** Begin **
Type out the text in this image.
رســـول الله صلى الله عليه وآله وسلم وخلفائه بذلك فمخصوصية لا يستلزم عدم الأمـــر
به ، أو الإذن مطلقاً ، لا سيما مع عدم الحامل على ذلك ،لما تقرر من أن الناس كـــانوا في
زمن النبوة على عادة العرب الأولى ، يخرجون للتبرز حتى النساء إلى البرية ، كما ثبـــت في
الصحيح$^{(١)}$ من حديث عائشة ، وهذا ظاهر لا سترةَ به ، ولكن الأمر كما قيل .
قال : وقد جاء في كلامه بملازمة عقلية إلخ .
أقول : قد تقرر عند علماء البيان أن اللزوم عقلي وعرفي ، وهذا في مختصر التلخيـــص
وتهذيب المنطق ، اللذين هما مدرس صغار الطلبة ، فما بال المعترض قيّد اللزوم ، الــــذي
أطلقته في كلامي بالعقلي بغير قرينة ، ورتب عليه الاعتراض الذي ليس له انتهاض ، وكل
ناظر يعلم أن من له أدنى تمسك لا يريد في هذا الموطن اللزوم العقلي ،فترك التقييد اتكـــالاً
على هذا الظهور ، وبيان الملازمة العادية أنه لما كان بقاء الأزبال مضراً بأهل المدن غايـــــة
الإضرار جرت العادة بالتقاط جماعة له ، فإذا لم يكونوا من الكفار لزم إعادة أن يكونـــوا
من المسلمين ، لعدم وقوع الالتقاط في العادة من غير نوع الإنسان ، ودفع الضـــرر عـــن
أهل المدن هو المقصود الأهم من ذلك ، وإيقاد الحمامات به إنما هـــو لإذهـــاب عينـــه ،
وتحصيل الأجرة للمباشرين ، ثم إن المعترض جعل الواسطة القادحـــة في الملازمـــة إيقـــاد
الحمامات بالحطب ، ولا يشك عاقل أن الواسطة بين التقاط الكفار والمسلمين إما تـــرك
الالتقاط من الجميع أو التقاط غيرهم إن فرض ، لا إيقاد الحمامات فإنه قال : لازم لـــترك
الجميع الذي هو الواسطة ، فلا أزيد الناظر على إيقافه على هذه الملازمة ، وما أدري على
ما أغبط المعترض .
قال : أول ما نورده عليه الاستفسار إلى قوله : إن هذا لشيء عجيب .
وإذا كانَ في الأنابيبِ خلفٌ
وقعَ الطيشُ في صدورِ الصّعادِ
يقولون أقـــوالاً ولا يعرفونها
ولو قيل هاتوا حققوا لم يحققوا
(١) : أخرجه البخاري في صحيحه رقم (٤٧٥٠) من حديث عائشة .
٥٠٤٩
** End **
Repeat all entries. Match them exactly.

> _TASK RESULT_
Type out the text in this image.
رســـول الله صلى الله عليه وآله وسلم وخلفائه بذلك فمخصوصية لا يستلزم عدم الأمـــر
به ، أو الإذن مطلقاً ، لا سيما مع عدم الحامل على ذلك ،لما تقرر من أن الناس كـــانوا في
زمن النبوة على عادة العرب الأولى ، يخرجون للتبرز حتى النساء إلى البرية ، كما ثبـــت في
الصحيح$^{(١)}$ من حديث عائشة ، وهذا ظاهر لا سترةَ به ، ولكن الأمر كما قيل .
قال : وقد جاء في كلامه بملازمة عقلية إلخ .
أقول : قد تقرر عند علماء البيان أن اللزوم عقلي وعرفي ، وهذا في مختصر التلخيـــص
وتهذيب المنطق ، اللذين هما مدرس صغار الطلبة ، فما بال المعترض قيّد اللزوم ، الــــذي
أطلقته في كلامي بالعقلي بغير قرينة ، ورتب عليه الاعتراض الذي ليس له انتهاض ، وكل
ناظر يعلم أن من له أدنى تمسك لا يريد في هذا الموطن اللزوم العقلي ،فترك التقييد اتكـــالاً
على هذا الظهور ، وبيان الملازمة العادية أنه لما كان بقاء الأزبال مضراً بأهل المدن غايـــــة
الإضرار جرت العادة بالتقاط جماعة له ، فإذا لم يكونوا من الكفار لزم إعادة أن يكونـــوا
من المسلمين ، لعدم وقوع الالتقاط في العادة من غير نوع الإنسان ، ودفع الضـــرر عـــن
أهل المدن هو المقصود الأهم من ذلك ، وإيقاد الحمامات به إنما هـــو لإذهـــاب عينـــه ،
وتحصيل الأجرة للمباشرين ، ثم إن المعترض جعل الواسطة القادحـــة في الملازمـــة إيقـــاد
الحمامات بالحطب ، ولا يشك عاقل أن الواسطة بين التقاط الكفار والمسلمين إما تـــرك
الالتقاط من الجميع أو التقاط غيرهم إن فرض ، لا إيقاد الحمامات فإنه قال : لازم لـــترك
الجميع الذي هو الواسطة ، فلا أزيد الناظر على إيقافه على هذه الملازمة ، وما أدري على
ما أغبط المعترض .
قال : أول ما نورده عليه الاستفسار إلى قوله : إن هذا لشيء عجيب .
وإذا كانَ في الأنابيبِ خلفٌ
وقعَ الطيشُ في صدورِ الصّعادِ
يقولون أقـــوالاً ولا يعرفونها
ولو قيل هاتوا حققوا لم يحققوا
(١) : أخرجه البخاري في صحيحه رقم (٤٧٥٠) من حديث عائشة .
٥٠٤٩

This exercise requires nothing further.